Set task
Output the full listing below exactly, without the pictures.

Raw records
• • • • •
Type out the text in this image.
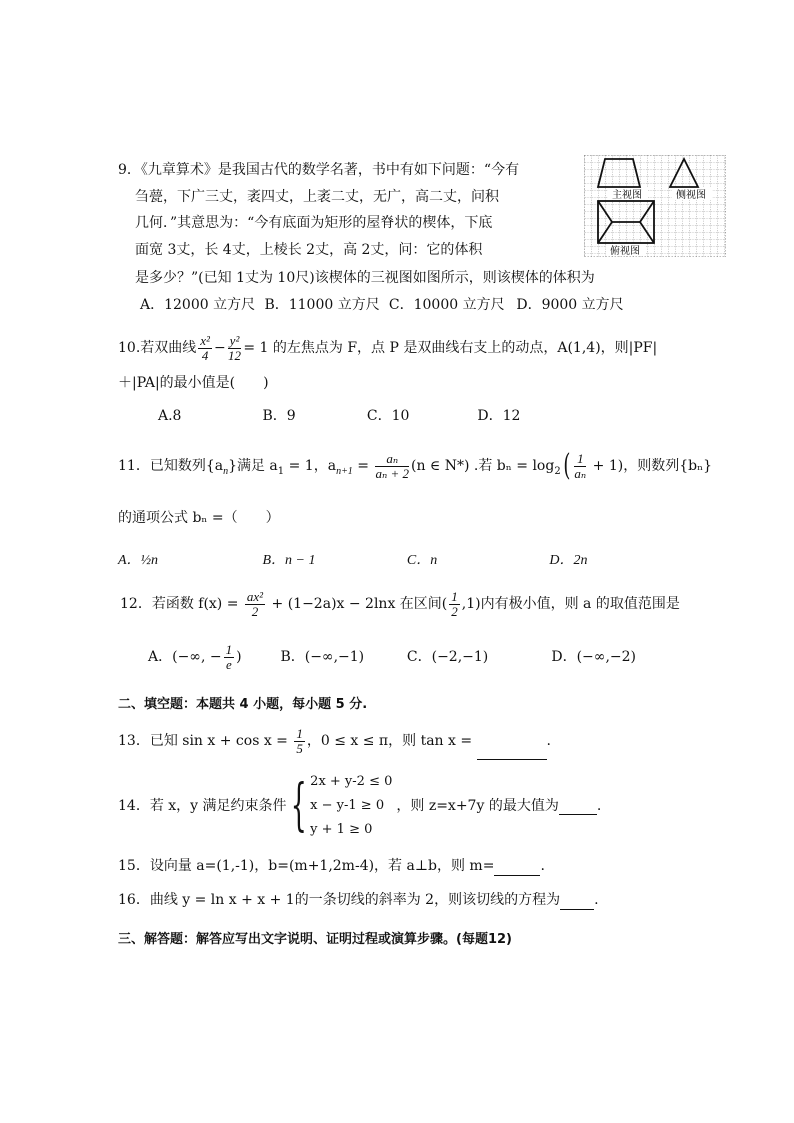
9．《九章算术》是我国古代的数学名著，书中有如下问题：“今有
刍甍，下广三丈，袤四丈，上袤二丈，无广，高二丈，问积
几何．”其意思为：“今有底面为矩形的屋脊状的楔体，下底
面宽 3丈，长 4丈，上棱长 2丈，高 2丈，问：它的体积
是多少？”(已知 1丈为 10尺)该楔体的三视图如图所示，则该楔体的体积为
A．12000 立方尺 B．11000 立方尺 C．10000 立方尺 D．9000 立方尺
主视图	侧视图
俯视图
10.若双曲线 $\frac{\text{x²}}{4} - \frac{\text{y²}}{12} = 1$ 的左焦点为 F，点 P 是双曲线右支上的动点，A(1,4)，则|PF|
＋|PA|的最小值是(　　)
A.8	B．9	C．10	D．12
11．已知数列$\{a_n\}$满足 $a_1 = 1$，$a_{n+1} = \frac{\text{aₙ}}{\text{aₙ + 2}} (n$ ∈ N*) .若 $b_n = \log_2( \frac{1}{\text{aₙ}} + 1)$，则数列{bₙ}
的通项公式 bₙ =（　　）
A．½n	B．n − 1	C．n	D．2n
12．若函数 $f(x) = \frac{\text{ax²}}{2} + (1-2a)x - 2\ln x$ 在区间( $\frac{1}{2} ,1$)内有极小值，则 a 的取值范围是
A．(−∞, − $\frac{1}{e}$ )	B．(−∞,−1)	C．(−2,−1)	D．(−∞,−2)
二、填空题：本题共 4 小题，每小题 5 分.
13．已知 $\sin x + \cos x = \frac{1}{5}$ ，0 ≤ x ≤ π，则 tan x =	.
14．若 x，y 满足约束条件{ 2x + y-2 ≤ 0
x − y-1 ≥ 0
y + 1 ≥ 0
，则 z=x+7y 的最大值为	.
15．设向量 a=(1,-1)，b=(m+1,2m-4)，若 a⊥b，则 m=	.
16．曲线 y = ln x + x + 1的一条切线的斜率为 2，则该切线的方程为 .
三、解答题：解答应写出文字说明、证明过程或演算步骤。(每题12)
• • • • •
Exercise response
Type out the text in this image.
9．《九章算术》是我国古代的数学名著，书中有如下问题：“今有
刍甍，下广三丈，袤四丈，上袤二丈，无广，高二丈，问积
几何．”其意思为：“今有底面为矩形的屋脊状的楔体，下底
面宽 3丈，长 4丈，上棱长 2丈，高 2丈，问：它的体积
是多少？”(已知 1丈为 10尺)该楔体的三视图如图所示，则该楔体的体积为
A．12000 立方尺 B．11000 立方尺 C．10000 立方尺 D．9000 立方尺
主视图	侧视图
俯视图
10.若双曲线 $\frac{\text{x²}}{4} - \frac{\text{y²}}{12} = 1$ 的左焦点为 F，点 P 是双曲线右支上的动点，A(1,4)，则|PF|
＋|PA|的最小值是(　　)
A.8	B．9	C．10	D．12
11．已知数列$\{a_n\}$满足 $a_1 = 1$，$a_{n+1} = \frac{\text{aₙ}}{\text{aₙ + 2}} (n$ ∈ N*) .若 $b_n = \log_2( \frac{1}{\text{aₙ}} + 1)$，则数列{bₙ}
的通项公式 bₙ =（　　）
A．½n	B．n − 1	C．n	D．2n
12．若函数 $f(x) = \frac{\text{ax²}}{2} + (1-2a)x - 2\ln x$ 在区间( $\frac{1}{2} ,1$)内有极小值，则 a 的取值范围是
A．(−∞, − $\frac{1}{e}$ )	B．(−∞,−1)	C．(−2,−1)	D．(−∞,−2)
二、填空题：本题共 4 小题，每小题 5 分.
13．已知 $\sin x + \cos x = \frac{1}{5}$ ，0 ≤ x ≤ π，则 tan x =	.
14．若 x，y 满足约束条件{ 2x + y-2 ≤ 0
x − y-1 ≥ 0
y + 1 ≥ 0
，则 z=x+7y 的最大值为	.
15．设向量 a=(1,-1)，b=(m+1,2m-4)，若 a⊥b，则 m=	.
16．曲线 y = ln x + x + 1的一条切线的斜率为 2，则该切线的方程为 .
三、解答题：解答应写出文字说明、证明过程或演算步骤。(每题12)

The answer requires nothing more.